## CHALLENGE
Work out how many lines of the records contain "color". Answer with the number and nothing else.

Stored data
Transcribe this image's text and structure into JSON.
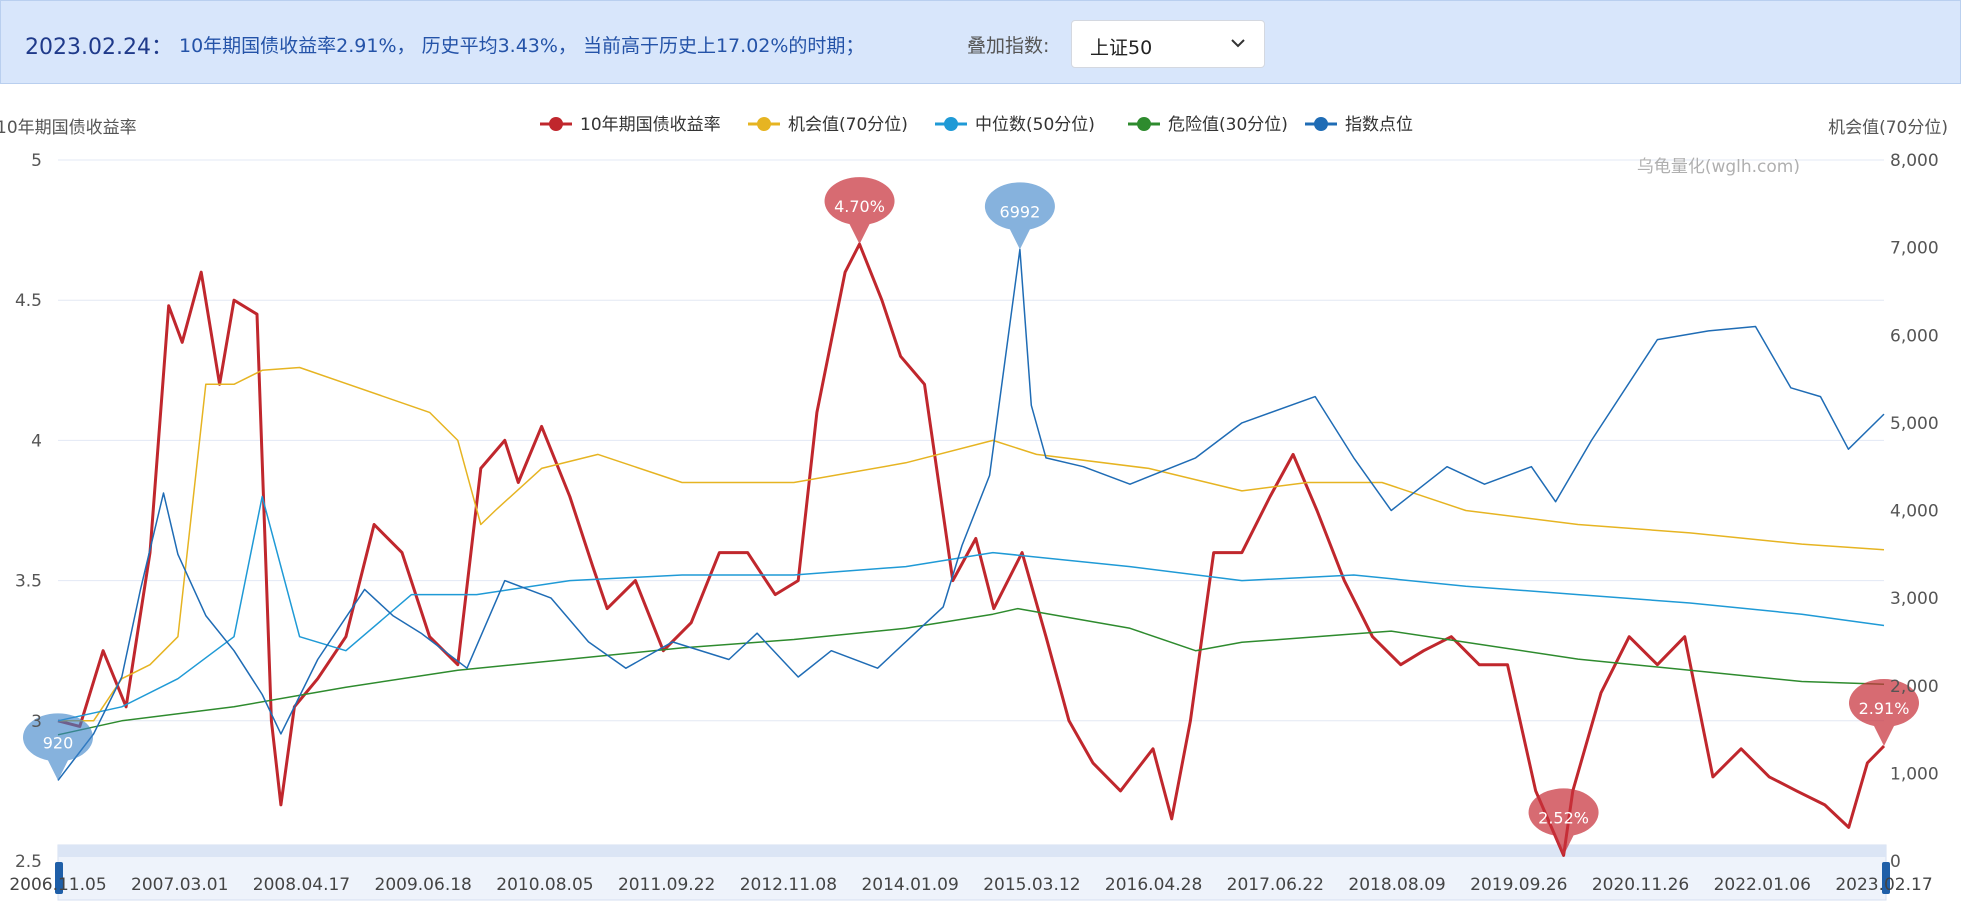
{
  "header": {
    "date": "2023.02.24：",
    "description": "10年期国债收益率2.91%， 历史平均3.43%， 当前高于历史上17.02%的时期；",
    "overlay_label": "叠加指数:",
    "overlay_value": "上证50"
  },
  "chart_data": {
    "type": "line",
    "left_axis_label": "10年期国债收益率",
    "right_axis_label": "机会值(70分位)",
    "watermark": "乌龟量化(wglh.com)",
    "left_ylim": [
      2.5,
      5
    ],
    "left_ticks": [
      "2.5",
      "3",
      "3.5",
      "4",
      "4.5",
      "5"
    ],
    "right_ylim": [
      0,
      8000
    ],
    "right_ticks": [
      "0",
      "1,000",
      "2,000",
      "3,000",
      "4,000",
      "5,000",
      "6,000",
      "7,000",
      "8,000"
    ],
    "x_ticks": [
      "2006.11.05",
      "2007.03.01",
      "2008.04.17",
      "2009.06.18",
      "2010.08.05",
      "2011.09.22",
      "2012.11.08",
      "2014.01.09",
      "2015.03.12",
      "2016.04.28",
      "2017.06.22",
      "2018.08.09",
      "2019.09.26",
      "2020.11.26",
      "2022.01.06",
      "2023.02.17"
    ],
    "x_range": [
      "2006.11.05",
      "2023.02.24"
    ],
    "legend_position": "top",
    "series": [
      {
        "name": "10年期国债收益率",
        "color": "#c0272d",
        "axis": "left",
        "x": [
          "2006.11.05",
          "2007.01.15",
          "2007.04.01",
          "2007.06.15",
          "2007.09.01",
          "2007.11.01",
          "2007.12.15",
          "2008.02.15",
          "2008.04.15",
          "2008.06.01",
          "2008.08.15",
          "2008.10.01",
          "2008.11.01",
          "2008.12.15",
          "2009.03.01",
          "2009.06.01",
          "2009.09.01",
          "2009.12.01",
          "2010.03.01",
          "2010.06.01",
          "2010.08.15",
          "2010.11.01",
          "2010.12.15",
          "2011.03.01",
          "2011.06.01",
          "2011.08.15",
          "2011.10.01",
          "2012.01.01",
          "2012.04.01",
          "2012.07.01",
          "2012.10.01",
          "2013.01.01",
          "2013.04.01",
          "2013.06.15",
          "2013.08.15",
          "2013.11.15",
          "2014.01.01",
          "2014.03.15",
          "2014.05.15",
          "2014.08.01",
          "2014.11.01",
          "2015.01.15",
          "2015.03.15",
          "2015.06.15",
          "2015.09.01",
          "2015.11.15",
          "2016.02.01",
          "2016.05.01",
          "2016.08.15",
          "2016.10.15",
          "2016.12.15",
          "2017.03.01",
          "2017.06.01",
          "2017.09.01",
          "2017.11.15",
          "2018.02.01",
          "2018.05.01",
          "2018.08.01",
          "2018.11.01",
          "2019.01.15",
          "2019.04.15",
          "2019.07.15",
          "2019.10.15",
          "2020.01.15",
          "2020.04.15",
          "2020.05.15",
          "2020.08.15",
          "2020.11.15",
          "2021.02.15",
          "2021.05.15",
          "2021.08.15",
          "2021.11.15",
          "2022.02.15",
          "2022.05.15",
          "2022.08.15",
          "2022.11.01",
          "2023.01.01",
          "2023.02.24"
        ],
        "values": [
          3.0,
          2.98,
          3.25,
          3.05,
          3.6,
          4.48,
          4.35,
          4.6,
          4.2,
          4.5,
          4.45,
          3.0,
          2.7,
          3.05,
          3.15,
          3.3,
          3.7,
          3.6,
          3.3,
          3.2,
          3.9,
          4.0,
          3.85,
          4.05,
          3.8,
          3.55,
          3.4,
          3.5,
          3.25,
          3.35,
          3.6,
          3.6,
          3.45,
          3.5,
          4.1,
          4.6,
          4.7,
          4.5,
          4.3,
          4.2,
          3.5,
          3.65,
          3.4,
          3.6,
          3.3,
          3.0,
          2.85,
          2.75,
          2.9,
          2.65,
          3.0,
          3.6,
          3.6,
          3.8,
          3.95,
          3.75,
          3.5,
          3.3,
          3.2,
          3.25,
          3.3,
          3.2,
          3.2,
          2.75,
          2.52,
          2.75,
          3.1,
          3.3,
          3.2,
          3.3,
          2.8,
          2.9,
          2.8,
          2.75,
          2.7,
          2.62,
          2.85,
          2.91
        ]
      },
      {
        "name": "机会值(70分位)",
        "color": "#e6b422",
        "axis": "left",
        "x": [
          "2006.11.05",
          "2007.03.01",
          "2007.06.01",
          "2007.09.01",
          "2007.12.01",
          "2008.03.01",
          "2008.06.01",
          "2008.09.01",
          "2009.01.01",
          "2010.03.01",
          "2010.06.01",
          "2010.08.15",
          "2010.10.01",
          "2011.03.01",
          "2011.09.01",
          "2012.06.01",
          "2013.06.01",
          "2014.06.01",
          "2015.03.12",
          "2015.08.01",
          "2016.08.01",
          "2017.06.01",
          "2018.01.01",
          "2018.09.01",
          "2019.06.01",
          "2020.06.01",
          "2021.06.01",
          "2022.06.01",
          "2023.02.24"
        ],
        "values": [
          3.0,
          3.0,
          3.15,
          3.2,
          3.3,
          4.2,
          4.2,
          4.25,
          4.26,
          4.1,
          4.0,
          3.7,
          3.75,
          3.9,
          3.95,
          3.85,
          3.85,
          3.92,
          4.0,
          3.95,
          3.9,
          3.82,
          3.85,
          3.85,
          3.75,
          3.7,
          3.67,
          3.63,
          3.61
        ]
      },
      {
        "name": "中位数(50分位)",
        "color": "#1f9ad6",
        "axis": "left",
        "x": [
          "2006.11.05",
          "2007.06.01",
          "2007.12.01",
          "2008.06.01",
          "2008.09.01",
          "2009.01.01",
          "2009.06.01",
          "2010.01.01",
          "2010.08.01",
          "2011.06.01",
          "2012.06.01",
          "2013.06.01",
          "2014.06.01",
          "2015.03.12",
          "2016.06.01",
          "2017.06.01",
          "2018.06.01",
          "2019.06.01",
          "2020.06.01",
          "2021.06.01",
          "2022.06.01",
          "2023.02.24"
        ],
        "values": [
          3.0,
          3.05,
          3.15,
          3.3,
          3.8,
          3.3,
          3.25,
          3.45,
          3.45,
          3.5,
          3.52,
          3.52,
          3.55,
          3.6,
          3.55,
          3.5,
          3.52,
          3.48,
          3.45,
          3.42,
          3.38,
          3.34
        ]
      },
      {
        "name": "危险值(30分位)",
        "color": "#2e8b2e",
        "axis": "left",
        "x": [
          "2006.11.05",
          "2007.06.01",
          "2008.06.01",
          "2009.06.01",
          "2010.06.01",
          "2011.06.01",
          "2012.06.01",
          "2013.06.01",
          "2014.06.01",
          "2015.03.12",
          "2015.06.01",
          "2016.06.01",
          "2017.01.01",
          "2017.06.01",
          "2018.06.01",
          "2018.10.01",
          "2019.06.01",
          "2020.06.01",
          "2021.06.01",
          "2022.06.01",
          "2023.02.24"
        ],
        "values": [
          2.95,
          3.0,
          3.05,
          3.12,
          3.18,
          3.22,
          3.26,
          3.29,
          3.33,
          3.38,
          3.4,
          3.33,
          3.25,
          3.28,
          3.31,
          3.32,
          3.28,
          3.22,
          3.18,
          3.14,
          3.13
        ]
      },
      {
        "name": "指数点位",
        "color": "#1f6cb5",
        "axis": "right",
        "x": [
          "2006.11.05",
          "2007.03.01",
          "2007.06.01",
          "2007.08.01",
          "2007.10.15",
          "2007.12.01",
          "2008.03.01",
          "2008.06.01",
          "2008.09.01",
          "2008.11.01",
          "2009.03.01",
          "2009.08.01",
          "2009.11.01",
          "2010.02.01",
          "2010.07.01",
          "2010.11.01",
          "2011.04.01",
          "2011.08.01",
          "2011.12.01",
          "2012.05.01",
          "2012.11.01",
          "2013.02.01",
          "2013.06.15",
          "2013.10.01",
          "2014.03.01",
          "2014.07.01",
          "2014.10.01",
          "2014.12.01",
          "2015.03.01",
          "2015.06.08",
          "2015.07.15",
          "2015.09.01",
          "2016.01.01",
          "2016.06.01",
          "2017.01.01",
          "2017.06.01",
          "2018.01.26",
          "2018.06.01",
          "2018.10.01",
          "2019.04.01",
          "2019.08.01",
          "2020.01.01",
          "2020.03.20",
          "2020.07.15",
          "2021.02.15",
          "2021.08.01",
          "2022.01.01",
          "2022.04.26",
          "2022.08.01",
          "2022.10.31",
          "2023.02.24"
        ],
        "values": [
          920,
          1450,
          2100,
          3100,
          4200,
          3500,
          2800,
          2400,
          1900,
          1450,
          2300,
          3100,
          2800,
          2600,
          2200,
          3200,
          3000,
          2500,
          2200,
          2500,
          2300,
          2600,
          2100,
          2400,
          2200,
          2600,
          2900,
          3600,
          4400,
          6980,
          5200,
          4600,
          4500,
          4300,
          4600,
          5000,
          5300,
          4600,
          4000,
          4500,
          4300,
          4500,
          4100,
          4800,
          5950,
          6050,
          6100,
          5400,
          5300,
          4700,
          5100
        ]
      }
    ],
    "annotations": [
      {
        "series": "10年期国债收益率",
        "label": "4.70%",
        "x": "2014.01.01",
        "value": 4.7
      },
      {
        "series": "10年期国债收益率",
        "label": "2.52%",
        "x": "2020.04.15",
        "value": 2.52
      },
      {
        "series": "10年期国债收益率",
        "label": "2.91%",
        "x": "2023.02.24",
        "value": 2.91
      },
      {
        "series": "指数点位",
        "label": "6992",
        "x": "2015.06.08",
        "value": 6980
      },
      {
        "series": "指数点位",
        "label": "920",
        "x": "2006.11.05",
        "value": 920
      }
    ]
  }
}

## TASK SOLUTION
5